Every record must be written out once more, with nothing added or omitted.

Exercise material start

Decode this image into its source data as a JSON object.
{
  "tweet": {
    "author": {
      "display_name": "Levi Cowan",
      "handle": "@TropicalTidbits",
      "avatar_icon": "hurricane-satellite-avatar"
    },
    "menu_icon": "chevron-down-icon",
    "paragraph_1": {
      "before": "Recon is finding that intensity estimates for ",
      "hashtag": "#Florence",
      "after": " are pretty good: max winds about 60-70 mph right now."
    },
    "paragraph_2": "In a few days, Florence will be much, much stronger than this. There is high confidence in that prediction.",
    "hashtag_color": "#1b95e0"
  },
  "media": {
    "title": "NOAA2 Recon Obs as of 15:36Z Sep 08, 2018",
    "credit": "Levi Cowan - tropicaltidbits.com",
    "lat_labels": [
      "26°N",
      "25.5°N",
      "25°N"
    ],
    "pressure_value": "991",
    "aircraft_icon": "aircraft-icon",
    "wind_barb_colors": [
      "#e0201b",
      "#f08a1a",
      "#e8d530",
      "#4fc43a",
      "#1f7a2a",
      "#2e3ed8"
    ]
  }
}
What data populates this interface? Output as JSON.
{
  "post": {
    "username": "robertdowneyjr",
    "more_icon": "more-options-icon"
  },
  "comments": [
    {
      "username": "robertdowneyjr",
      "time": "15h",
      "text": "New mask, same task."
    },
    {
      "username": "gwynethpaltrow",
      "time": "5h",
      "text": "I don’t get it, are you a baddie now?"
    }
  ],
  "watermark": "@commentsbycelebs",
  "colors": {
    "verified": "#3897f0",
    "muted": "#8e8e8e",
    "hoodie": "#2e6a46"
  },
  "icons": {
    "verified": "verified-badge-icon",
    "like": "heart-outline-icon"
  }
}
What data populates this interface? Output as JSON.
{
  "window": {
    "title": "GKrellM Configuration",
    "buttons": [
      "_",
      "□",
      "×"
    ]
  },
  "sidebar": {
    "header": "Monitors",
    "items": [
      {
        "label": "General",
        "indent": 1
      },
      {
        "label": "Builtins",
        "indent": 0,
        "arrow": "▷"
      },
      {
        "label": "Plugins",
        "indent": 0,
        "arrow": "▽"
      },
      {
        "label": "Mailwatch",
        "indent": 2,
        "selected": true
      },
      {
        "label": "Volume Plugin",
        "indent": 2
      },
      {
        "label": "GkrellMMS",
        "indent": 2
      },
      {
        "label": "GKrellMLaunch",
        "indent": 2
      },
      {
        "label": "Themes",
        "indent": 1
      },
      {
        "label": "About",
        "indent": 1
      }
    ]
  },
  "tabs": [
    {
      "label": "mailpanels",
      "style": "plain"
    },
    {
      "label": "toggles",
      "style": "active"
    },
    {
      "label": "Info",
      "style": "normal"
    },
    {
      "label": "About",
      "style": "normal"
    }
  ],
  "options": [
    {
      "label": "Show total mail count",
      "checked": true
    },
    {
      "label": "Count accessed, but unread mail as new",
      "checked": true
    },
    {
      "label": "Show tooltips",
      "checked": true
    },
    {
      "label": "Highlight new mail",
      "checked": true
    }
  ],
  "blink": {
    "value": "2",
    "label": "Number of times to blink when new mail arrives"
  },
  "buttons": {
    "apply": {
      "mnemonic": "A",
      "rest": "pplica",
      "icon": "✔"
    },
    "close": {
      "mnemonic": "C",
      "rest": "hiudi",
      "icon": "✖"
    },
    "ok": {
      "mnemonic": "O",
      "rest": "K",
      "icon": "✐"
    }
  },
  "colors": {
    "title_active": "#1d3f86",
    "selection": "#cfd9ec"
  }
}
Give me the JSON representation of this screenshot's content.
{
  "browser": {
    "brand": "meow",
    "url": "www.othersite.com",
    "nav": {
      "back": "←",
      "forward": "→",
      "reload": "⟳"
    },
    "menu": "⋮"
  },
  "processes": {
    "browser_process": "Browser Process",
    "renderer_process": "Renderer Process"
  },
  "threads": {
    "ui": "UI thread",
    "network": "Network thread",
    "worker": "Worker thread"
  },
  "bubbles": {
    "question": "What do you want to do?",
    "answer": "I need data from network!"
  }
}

Exercise material end

Exercise response >>
Decode this image into its source data as a JSON object.
{
  "tweet": {
    "author": {
      "display_name": "Levi Cowan",
      "handle": "@TropicalTidbits",
      "avatar_icon": "hurricane-satellite-avatar"
    },
    "menu_icon": "chevron-down-icon",
    "paragraph_1": {
      "before": "Recon is finding that intensity estimates for ",
      "hashtag": "#Florence",
      "after": " are pretty good: max winds about 60-70 mph right now."
    },
    "paragraph_2": "In a few days, Florence will be much, much stronger than this. There is high confidence in that prediction.",
    "hashtag_color": "#1b95e0"
  },
  "media": {
    "title": "NOAA2 Recon Obs as of 15:36Z Sep 08, 2018",
    "credit": "Levi Cowan - tropicaltidbits.com",
    "lat_labels": [
      "26°N",
      "25.5°N",
      "25°N"
    ],
    "pressure_value": "991",
    "aircraft_icon": "aircraft-icon",
    "wind_barb_colors": [
      "#e0201b",
      "#f08a1a",
      "#e8d530",
      "#4fc43a",
      "#1f7a2a",
      "#2e3ed8"
    ]
  }
}
What data populates this interface? Output as JSON.
{
  "post": {
    "username": "robertdowneyjr",
    "more_icon": "more-options-icon"
  },
  "comments": [
    {
      "username": "robertdowneyjr",
      "time": "15h",
      "text": "New mask, same task."
    },
    {
      "username": "gwynethpaltrow",
      "time": "5h",
      "text": "I don’t get it, are you a baddie now?"
    }
  ],
  "watermark": "@commentsbycelebs",
  "colors": {
    "verified": "#3897f0",
    "muted": "#8e8e8e",
    "hoodie": "#2e6a46"
  },
  "icons": {
    "verified": "verified-badge-icon",
    "like": "heart-outline-icon"
  }
}
What data populates this interface? Output as JSON.
{
  "window": {
    "title": "GKrellM Configuration",
    "buttons": [
      "_",
      "□",
      "×"
    ]
  },
  "sidebar": {
    "header": "Monitors",
    "items": [
      {
        "label": "General",
        "indent": 1
      },
      {
        "label": "Builtins",
        "indent": 0,
        "arrow": "▷"
      },
      {
        "label": "Plugins",
        "indent": 0,
        "arrow": "▽"
      },
      {
        "label": "Mailwatch",
        "indent": 2,
        "selected": true
      },
      {
        "label": "Volume Plugin",
        "indent": 2
      },
      {
        "label": "GkrellMMS",
        "indent": 2
      },
      {
        "label": "GKrellMLaunch",
        "indent": 2
      },
      {
        "label": "Themes",
        "indent": 1
      },
      {
        "label": "About",
        "indent": 1
      }
    ]
  },
  "tabs": [
    {
      "label": "mailpanels",
      "style": "plain"
    },
    {
      "label": "toggles",
      "style": "active"
    },
    {
      "label": "Info",
      "style": "normal"
    },
    {
      "label": "About",
      "style": "normal"
    }
  ],
  "options": [
    {
      "label": "Show total mail count",
      "checked": true
    },
    {
      "label": "Count accessed, but unread mail as new",
      "checked": true
    },
    {
      "label": "Show tooltips",
      "checked": true
    },
    {
      "label": "Highlight new mail",
      "checked": true
    }
  ],
  "blink": {
    "value": "2",
    "label": "Number of times to blink when new mail arrives"
  },
  "buttons": {
    "apply": {
      "mnemonic": "A",
      "rest": "pplica",
      "icon": "✔"
    },
    "close": {
      "mnemonic": "C",
      "rest": "hiudi",
      "icon": "✖"
    },
    "ok": {
      "mnemonic": "O",
      "rest": "K",
      "icon": "✐"
    }
  },
  "colors": {
    "title_active": "#1d3f86",
    "selection": "#cfd9ec"
  }
}
Give me the JSON representation of this screenshot's content.
{
  "browser": {
    "brand": "meow",
    "url": "www.othersite.com",
    "nav": {
      "back": "←",
      "forward": "→",
      "reload": "⟳"
    },
    "menu": "⋮"
  },
  "processes": {
    "browser_process": "Browser Process",
    "renderer_process": "Renderer Process"
  },
  "threads": {
    "ui": "UI thread",
    "network": "Network thread",
    "worker": "Worker thread"
  },
  "bubbles": {
    "question": "What do you want to do?",
    "answer": "I need data from network!"
  }
}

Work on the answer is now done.